Page extract =
▬▬▬▬▬▬▬▬▬▬

**Replace Manual version of Logistic Regression with TF based version.**

In [32]:
import nltk
import pandas as pd
import tensorflow.compat.v1 as tf

from nltk.corpus import twitter_samples
from tensorflow.python.framework.ops import disable_eager_execution

tf.disable_v2_behavior()

Instructions for updating:
non-resource variables are not supported in the long term


In [33]:
nltk.download('twitter_samples')
nltk.download('stopwords')

[nltk_data] Downloading package twitter_samples to /root/nltk_data...
[nltk_data]   Package twitter_samples is already up-to-date!
[nltk_data] Downloading package stopwords to /root/nltk_data...
[nltk_data]   Package stopwords is already up-to-date!


True

In [34]:
import re
import string
import numpy as np

from nltk.corpus import stopwords
from nltk.stem import PorterStemmer
from nltk.tokenize import TweetTokenizer

Pre-processing the data

In [35]:
# cleans the text, tokenizes it into separate words, removes stopwords, and converts words to stems.
def process_tweet(tweet):
    stemmer = PorterStemmer()
    stopwords_english = stopwords.words('english')

    # remove stock market tickers like $GE
    tweet = re.sub(r'\$\w*', '', tweet)
    
    # remove old style retweet text "RT"
    tweet = re.sub(r'^RT[\s]+', '', tweet)
    
    # remove hyperlinks
    tweet = re.sub(r'https?:\/\/.*[\r\n]*', '', tweet)
    
    # remove hashtags: only removing the hash # sign from the word
    tweet = re.sub(r'#', '', tweet)
    
    # tokenize tweets
    tokenizer = TweetTokenizer(preserve_case=False, strip_handles=True, reduce_len=True)

▬▬▬▬▬▬▬▬▬▬

What to work on =
1. Repeat the notebook excerpt from "nltk.download('stopwords')" up to and including "twitter_samples is already up-to-date!", substituting "current" for "up-to-date" each time it occurs.
2. Decide whether each statement agrees with the notebook excerpt, and support each yes or no with the deciding words from it: (a) The process_tweet function keeps hashtag words but drops the hash sign. (b) The tweet tokenizer keeps the original letter case. (c) The stopwords package was not yet installed and had to be fetched fresh.

[Element and region listings]
▬▬▬▬▬▬▬▬▬▬

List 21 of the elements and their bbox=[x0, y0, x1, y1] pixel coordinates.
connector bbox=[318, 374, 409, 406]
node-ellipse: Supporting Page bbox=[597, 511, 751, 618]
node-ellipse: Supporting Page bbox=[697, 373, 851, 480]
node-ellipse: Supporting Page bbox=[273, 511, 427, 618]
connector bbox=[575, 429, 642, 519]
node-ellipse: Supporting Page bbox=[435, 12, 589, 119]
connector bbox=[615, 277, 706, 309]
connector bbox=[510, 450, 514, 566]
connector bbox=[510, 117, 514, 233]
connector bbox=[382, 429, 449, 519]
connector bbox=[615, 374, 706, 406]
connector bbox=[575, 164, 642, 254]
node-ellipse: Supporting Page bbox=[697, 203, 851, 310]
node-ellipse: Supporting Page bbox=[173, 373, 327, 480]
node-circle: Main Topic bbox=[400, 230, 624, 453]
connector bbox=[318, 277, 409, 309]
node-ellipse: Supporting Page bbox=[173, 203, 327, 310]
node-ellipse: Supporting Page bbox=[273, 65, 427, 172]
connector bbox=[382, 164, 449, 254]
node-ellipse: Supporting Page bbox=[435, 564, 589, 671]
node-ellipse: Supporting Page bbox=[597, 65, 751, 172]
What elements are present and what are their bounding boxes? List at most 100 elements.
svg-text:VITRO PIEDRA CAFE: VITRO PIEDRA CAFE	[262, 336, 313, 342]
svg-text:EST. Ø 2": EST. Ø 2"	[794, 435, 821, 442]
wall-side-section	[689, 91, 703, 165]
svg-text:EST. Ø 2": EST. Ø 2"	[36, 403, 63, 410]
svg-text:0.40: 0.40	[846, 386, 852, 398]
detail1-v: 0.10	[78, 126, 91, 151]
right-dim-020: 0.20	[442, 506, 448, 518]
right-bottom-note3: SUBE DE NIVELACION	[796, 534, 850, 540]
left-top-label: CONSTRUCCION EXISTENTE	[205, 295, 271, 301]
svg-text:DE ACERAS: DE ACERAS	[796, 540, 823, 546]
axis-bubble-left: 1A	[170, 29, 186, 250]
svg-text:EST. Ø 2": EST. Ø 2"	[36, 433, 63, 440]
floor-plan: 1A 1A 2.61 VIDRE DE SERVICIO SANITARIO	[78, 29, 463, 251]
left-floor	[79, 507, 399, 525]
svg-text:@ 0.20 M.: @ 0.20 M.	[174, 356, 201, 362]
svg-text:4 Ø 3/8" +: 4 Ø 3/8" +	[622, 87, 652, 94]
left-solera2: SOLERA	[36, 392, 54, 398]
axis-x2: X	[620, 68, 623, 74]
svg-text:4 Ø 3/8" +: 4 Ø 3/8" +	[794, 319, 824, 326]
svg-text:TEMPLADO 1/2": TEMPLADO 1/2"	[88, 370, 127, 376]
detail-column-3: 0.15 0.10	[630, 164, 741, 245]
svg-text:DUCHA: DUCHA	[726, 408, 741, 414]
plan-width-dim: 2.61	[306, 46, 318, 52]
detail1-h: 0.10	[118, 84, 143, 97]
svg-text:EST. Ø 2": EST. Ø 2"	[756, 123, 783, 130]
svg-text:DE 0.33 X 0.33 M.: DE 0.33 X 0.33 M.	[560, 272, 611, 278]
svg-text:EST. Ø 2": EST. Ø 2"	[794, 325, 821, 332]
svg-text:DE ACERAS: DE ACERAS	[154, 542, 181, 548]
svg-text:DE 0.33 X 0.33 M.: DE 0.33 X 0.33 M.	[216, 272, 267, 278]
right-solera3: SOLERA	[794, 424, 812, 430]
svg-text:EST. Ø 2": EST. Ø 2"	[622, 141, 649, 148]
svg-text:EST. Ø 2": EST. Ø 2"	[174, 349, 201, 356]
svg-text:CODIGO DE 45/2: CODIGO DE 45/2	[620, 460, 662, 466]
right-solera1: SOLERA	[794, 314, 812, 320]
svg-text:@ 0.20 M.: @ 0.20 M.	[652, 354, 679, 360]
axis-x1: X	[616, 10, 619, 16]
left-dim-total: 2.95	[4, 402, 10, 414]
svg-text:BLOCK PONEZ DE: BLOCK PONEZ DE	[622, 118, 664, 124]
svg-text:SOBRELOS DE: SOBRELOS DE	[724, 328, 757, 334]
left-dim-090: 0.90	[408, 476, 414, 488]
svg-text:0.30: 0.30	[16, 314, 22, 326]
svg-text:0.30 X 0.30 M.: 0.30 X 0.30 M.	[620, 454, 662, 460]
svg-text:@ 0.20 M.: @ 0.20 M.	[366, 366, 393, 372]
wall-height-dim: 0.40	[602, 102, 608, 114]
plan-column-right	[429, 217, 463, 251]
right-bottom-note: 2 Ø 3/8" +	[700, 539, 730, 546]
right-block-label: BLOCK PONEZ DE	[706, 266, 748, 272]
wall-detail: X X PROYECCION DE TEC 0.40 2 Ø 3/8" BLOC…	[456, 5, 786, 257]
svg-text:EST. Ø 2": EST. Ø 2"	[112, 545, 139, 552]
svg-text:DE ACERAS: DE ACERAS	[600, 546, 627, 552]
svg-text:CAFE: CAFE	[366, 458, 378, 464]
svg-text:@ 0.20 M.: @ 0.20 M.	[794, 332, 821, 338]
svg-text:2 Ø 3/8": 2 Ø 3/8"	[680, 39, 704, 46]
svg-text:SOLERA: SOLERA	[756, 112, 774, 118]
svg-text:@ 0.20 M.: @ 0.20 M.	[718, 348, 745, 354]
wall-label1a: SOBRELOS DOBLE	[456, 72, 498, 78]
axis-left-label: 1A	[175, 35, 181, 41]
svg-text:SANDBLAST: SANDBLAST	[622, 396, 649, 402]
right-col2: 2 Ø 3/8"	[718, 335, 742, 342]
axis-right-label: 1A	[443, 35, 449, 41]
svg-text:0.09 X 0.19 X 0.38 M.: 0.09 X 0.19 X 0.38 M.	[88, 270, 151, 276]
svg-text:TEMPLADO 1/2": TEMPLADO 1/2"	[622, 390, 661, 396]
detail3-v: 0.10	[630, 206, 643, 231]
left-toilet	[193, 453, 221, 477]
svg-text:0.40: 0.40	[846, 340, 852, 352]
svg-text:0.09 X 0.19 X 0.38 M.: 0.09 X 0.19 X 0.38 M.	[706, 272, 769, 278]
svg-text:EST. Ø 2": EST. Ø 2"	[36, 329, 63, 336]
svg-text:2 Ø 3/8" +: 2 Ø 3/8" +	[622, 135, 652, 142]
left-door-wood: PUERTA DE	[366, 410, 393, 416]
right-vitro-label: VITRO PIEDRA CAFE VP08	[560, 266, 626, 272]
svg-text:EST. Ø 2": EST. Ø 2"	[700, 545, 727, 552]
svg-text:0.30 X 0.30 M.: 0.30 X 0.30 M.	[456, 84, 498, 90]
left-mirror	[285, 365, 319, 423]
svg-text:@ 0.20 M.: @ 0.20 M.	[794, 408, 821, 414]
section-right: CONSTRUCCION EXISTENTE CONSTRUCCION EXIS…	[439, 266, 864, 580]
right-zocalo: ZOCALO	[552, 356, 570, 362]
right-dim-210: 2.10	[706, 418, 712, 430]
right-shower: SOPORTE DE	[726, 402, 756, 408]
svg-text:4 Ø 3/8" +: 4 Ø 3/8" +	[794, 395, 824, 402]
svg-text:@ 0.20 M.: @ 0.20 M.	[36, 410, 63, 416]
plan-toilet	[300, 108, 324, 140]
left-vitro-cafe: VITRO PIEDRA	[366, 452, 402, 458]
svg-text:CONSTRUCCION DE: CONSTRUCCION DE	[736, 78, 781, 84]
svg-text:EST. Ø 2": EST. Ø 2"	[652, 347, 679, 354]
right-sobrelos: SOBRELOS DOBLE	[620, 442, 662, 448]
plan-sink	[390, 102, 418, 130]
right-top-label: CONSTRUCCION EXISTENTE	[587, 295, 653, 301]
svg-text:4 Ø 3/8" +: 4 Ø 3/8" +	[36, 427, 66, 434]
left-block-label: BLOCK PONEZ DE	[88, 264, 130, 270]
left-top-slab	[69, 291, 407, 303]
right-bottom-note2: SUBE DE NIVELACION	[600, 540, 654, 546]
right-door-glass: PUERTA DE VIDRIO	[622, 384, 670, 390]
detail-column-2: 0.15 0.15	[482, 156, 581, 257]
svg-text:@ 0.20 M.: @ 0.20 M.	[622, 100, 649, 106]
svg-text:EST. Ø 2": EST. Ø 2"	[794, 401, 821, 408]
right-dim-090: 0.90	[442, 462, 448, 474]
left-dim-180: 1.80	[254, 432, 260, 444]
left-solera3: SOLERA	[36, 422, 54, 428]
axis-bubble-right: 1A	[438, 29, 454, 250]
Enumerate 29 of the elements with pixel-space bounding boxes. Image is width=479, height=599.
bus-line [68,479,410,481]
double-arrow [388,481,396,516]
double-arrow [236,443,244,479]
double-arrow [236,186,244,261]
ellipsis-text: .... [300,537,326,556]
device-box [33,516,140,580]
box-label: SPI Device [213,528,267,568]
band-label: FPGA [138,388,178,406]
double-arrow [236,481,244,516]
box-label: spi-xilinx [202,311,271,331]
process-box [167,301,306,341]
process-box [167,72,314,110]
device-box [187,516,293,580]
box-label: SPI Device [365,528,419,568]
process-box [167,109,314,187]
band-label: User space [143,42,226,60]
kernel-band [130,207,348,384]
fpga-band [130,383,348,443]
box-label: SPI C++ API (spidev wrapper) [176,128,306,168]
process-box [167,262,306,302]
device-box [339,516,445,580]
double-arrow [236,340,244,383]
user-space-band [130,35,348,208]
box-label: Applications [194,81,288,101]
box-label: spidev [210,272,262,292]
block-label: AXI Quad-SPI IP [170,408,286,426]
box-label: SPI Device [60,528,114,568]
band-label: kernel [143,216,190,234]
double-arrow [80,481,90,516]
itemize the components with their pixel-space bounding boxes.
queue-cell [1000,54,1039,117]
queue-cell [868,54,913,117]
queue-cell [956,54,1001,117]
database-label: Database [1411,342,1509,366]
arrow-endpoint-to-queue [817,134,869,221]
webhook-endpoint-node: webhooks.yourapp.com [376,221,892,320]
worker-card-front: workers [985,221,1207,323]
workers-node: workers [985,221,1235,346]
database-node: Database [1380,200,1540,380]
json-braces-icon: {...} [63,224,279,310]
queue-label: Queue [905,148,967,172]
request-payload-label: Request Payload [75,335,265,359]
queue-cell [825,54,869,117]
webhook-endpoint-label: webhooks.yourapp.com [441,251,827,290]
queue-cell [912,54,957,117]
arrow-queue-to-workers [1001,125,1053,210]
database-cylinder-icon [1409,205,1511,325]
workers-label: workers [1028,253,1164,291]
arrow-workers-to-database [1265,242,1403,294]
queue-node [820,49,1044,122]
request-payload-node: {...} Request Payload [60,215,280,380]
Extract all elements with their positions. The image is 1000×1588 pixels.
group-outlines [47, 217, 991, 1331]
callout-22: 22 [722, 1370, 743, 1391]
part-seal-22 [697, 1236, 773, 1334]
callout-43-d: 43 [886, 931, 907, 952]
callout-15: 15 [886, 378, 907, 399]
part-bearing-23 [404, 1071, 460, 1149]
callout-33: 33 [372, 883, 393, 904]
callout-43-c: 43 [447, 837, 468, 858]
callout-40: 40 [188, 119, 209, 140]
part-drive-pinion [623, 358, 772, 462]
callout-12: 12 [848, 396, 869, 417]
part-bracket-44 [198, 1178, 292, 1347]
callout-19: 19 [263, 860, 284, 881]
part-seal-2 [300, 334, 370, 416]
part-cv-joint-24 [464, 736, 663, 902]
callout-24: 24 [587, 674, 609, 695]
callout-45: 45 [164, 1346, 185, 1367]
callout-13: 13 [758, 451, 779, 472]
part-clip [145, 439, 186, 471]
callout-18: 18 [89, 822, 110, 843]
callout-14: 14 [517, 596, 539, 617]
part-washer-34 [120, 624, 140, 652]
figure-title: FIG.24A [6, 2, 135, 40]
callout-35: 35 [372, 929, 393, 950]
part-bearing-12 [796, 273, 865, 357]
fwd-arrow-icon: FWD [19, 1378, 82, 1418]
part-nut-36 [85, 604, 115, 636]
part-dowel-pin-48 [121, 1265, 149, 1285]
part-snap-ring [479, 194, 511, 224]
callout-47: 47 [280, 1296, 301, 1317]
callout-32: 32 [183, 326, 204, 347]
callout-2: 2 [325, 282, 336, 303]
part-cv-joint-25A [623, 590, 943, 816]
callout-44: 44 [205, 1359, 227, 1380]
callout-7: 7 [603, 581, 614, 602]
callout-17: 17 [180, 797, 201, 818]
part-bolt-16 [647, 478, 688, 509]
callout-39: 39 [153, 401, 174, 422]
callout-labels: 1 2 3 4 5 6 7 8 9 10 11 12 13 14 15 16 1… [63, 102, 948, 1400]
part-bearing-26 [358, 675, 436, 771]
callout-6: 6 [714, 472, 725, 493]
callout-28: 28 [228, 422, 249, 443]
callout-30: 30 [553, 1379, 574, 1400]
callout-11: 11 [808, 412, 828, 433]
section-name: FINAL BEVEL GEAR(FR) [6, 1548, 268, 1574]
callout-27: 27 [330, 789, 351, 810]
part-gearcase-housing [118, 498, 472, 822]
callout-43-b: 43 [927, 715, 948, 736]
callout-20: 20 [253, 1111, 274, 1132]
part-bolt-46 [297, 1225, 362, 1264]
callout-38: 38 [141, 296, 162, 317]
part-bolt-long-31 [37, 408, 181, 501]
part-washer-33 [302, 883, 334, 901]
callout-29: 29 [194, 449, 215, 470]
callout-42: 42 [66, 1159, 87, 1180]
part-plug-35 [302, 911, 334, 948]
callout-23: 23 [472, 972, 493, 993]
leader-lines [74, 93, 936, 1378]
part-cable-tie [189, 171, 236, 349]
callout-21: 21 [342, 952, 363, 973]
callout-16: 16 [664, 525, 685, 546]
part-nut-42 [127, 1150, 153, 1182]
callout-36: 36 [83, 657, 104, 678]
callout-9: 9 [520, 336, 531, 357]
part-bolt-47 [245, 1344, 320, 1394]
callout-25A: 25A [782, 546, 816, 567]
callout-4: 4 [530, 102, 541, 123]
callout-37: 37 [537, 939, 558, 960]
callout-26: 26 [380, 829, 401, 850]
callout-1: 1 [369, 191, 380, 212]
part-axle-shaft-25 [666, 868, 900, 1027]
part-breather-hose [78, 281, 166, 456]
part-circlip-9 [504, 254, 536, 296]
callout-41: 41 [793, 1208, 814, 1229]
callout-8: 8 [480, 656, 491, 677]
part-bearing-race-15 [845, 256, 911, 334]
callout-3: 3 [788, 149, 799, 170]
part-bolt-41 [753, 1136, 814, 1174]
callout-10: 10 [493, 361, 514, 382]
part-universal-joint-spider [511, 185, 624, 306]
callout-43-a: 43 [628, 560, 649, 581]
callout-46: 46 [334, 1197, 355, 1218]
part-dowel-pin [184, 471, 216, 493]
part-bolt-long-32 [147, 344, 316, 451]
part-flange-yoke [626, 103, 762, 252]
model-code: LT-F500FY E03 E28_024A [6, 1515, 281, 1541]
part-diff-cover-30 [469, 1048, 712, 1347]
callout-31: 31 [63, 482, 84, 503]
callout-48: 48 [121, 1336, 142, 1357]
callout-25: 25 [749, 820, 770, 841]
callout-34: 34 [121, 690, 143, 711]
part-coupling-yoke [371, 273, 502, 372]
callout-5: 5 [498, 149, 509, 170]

▬▬▬▬▬▬▬▬▬▬

Task-by-task results =
1.
nltk.download('stopwords')

[nltk_data] Downloading package twitter_samples to /root/nltk_data...
[nltk_data]   Package twitter_samples is already current!

2.
(a) Yes: "only removing the hash # sign from the word"
(b) No: "preserve_case=False"
(c) No: "Package stopwords is already up-to-date!"